● Work to complete
Examine the records and identify each line that includes the string "when". Copy those lines.

● Material

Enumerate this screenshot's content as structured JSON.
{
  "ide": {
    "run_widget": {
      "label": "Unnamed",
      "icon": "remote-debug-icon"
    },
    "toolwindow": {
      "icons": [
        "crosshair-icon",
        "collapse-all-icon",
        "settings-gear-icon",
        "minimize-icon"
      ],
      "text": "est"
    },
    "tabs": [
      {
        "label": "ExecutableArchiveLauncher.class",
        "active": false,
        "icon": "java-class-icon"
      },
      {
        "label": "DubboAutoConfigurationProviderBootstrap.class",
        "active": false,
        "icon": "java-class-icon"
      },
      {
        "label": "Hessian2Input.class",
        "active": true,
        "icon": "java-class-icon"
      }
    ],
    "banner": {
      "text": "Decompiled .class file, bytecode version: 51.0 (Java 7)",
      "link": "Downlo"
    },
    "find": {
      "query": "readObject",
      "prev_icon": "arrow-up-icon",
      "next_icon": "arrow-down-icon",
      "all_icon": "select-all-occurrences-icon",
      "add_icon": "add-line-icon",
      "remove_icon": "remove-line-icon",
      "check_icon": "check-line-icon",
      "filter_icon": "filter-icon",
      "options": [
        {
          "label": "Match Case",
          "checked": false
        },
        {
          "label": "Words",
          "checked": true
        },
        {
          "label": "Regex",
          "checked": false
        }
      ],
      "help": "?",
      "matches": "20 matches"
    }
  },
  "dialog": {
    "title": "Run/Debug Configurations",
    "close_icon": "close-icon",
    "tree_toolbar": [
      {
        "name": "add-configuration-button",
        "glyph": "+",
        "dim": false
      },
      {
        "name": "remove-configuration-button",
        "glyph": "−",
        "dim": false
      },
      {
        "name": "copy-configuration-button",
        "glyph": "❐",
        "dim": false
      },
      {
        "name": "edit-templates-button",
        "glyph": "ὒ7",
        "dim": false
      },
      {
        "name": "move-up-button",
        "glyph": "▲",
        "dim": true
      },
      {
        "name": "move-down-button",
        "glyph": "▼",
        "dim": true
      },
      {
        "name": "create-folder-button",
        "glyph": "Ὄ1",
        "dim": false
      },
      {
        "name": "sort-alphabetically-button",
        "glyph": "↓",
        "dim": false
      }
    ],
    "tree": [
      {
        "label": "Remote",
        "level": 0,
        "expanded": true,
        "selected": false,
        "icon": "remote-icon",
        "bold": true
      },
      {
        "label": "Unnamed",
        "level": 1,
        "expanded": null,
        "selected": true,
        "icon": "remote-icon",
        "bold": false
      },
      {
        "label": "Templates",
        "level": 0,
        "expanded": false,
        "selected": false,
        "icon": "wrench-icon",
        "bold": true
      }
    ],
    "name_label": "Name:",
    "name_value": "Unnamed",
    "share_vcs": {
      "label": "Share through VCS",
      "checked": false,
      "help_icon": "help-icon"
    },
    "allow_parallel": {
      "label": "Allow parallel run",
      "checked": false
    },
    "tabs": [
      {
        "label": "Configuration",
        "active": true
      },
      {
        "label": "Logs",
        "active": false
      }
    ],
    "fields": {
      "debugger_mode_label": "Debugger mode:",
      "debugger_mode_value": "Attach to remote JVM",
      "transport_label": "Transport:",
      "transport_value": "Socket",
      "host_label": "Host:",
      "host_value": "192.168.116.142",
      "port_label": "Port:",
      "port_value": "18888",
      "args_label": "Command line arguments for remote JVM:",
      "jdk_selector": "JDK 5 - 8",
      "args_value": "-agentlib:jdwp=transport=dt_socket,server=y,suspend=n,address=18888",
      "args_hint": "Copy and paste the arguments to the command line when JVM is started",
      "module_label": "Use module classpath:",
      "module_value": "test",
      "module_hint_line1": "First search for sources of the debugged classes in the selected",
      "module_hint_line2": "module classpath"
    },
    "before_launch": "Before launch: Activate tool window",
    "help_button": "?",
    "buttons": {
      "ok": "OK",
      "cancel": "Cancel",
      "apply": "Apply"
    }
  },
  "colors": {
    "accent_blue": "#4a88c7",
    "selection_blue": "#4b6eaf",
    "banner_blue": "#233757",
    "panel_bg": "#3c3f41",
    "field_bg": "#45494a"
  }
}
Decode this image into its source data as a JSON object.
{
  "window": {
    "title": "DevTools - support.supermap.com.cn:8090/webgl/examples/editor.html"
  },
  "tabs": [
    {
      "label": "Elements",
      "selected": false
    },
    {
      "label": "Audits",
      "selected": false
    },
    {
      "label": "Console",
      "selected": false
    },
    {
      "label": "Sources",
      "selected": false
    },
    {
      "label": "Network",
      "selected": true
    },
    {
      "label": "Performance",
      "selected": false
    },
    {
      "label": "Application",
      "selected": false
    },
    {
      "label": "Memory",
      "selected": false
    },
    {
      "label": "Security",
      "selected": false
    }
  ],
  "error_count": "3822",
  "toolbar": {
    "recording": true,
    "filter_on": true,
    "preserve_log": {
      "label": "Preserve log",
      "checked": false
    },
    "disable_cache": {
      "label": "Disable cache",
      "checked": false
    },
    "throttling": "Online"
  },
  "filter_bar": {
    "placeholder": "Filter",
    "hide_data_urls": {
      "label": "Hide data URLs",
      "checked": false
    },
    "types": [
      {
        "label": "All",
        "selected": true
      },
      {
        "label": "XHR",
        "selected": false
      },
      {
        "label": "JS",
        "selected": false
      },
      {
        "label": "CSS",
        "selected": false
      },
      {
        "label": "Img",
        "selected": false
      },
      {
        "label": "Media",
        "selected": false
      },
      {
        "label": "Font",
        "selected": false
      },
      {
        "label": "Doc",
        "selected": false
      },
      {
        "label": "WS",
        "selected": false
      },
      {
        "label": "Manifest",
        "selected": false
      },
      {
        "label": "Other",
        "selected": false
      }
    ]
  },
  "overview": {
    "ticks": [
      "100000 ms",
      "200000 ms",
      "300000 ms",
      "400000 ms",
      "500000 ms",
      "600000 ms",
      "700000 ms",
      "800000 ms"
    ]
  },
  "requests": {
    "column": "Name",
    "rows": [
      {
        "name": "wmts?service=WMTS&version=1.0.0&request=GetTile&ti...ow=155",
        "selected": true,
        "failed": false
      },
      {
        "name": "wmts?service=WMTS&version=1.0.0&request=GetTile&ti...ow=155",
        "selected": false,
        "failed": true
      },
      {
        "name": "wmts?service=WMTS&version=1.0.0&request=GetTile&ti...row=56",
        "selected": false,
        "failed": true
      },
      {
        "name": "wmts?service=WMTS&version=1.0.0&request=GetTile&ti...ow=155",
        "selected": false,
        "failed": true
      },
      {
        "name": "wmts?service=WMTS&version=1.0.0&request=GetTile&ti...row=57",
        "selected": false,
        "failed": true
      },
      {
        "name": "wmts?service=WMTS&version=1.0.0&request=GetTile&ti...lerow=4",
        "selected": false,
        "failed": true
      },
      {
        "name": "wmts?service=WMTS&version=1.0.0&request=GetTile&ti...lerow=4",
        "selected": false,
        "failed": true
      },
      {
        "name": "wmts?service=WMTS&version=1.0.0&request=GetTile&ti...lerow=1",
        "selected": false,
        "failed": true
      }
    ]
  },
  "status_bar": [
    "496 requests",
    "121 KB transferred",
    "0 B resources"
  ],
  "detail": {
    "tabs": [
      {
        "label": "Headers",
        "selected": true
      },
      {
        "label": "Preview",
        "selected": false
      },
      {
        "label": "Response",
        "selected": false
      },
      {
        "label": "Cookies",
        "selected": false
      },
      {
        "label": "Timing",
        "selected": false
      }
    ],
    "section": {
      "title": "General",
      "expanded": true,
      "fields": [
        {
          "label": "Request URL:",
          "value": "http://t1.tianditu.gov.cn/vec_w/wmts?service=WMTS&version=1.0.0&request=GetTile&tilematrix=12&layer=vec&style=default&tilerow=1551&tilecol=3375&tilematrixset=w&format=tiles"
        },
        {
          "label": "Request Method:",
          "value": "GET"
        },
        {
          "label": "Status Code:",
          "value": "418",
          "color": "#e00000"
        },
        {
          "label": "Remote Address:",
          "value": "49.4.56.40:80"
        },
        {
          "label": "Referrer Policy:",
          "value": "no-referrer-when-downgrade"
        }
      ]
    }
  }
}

● Task response
      "args_hint": "Copy and paste the arguments to the command line when JVM is started",
          "value": "no-referrer-when-downgrade"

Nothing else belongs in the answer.